___ Extracted entries ___

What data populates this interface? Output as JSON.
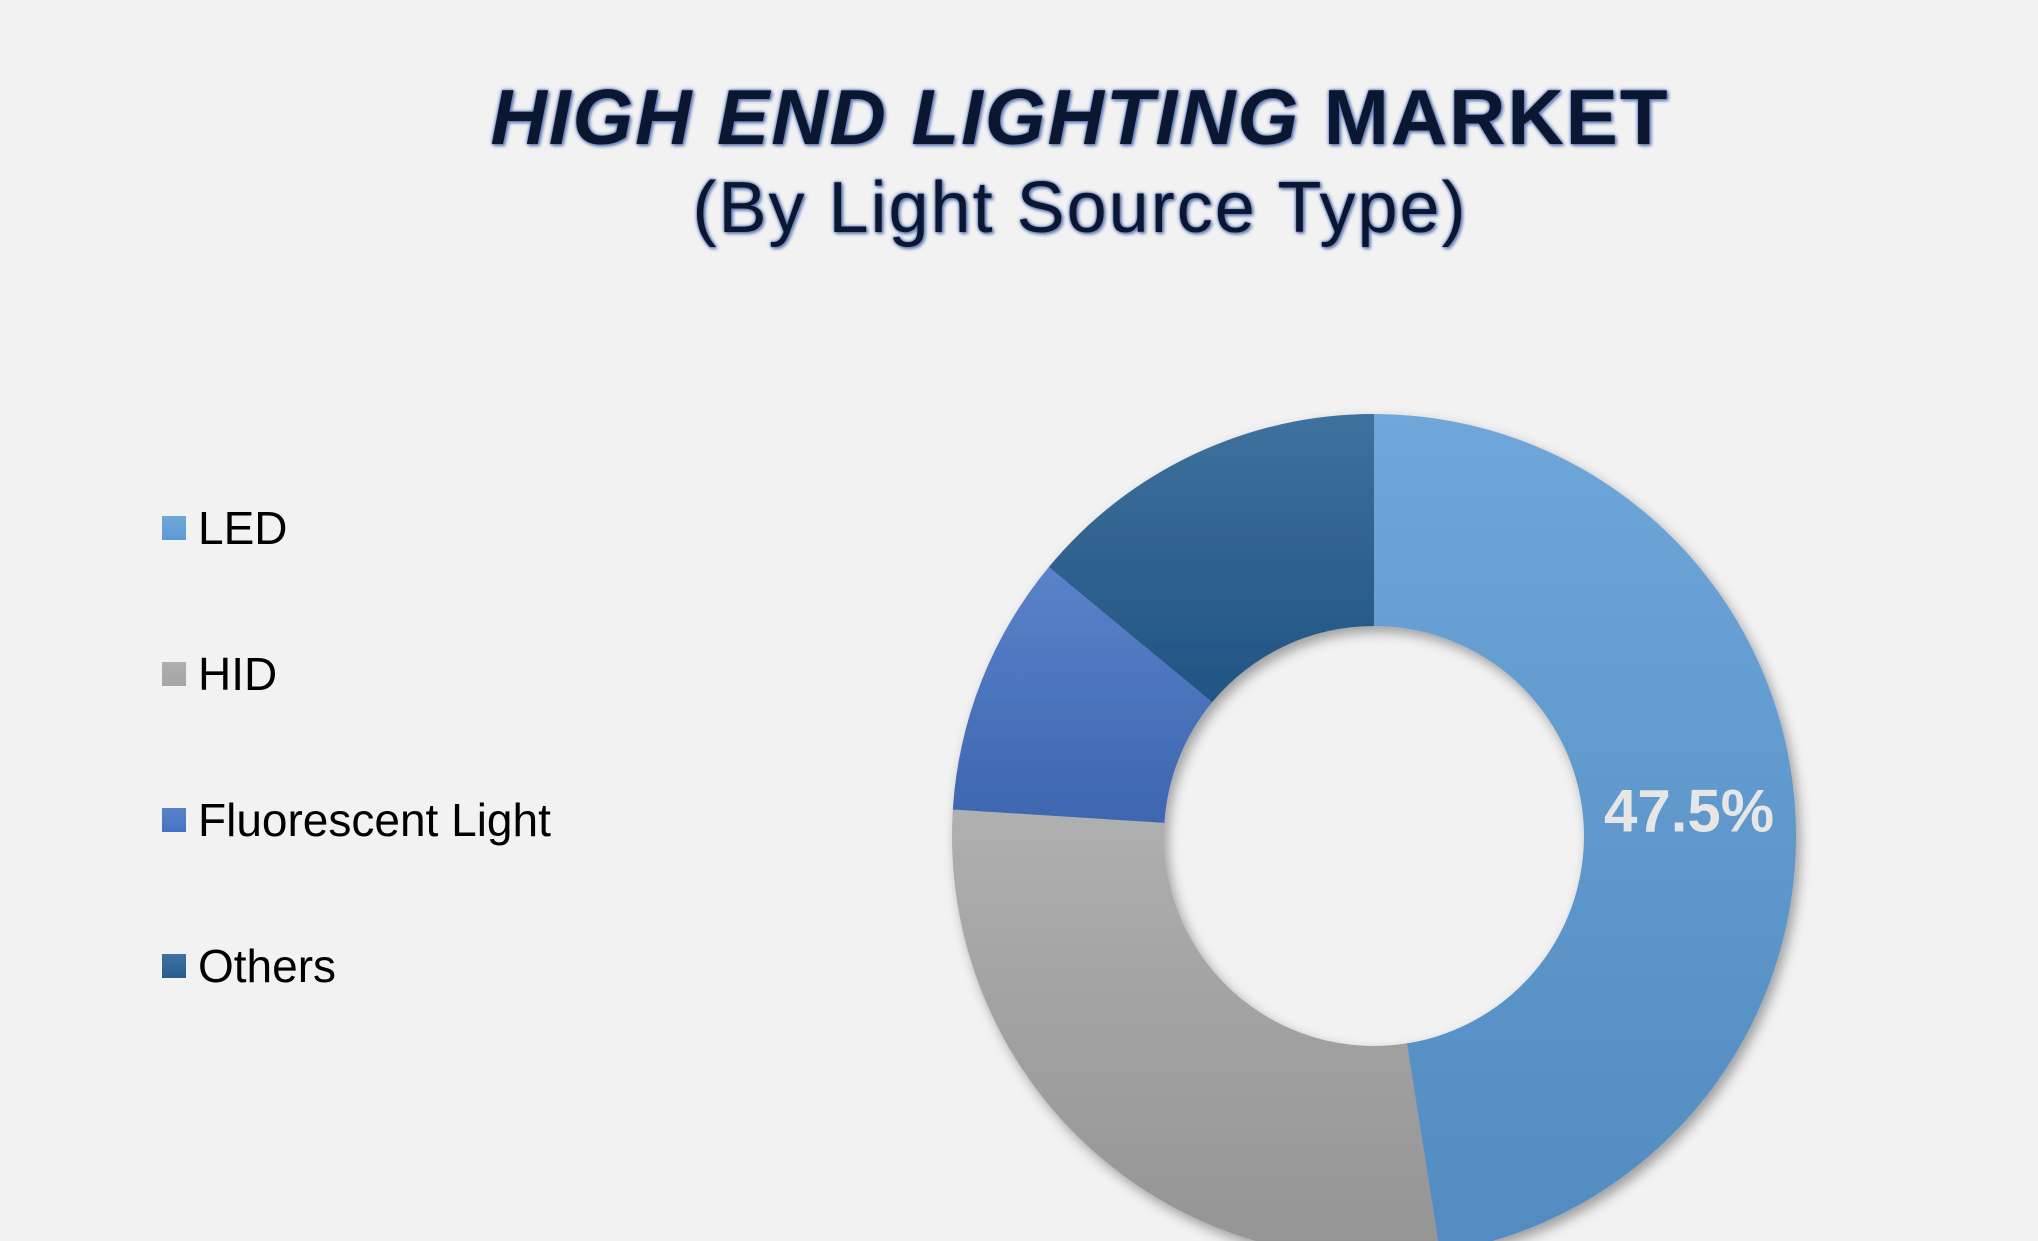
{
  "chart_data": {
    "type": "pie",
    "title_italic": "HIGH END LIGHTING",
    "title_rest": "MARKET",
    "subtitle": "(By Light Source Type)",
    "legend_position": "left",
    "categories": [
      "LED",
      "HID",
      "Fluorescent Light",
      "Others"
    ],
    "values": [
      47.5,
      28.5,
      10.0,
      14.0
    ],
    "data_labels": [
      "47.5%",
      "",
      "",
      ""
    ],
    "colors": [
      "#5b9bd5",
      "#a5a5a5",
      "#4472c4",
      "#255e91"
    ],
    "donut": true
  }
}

___

Directive —
Transcribe every record above exactly, leaving out the pictures.

Result for this exercise —
What data populates this interface? Output as JSON.
{
  "chart_data": {
    "type": "pie",
    "title_italic": "HIGH END LIGHTING",
    "title_rest": "MARKET",
    "subtitle": "(By Light Source Type)",
    "legend_position": "left",
    "categories": [
      "LED",
      "HID",
      "Fluorescent Light",
      "Others"
    ],
    "values": [
      47.5,
      28.5,
      10.0,
      14.0
    ],
    "data_labels": [
      "47.5%",
      "",
      "",
      ""
    ],
    "colors": [
      "#5b9bd5",
      "#a5a5a5",
      "#4472c4",
      "#255e91"
    ],
    "donut": true
  }
}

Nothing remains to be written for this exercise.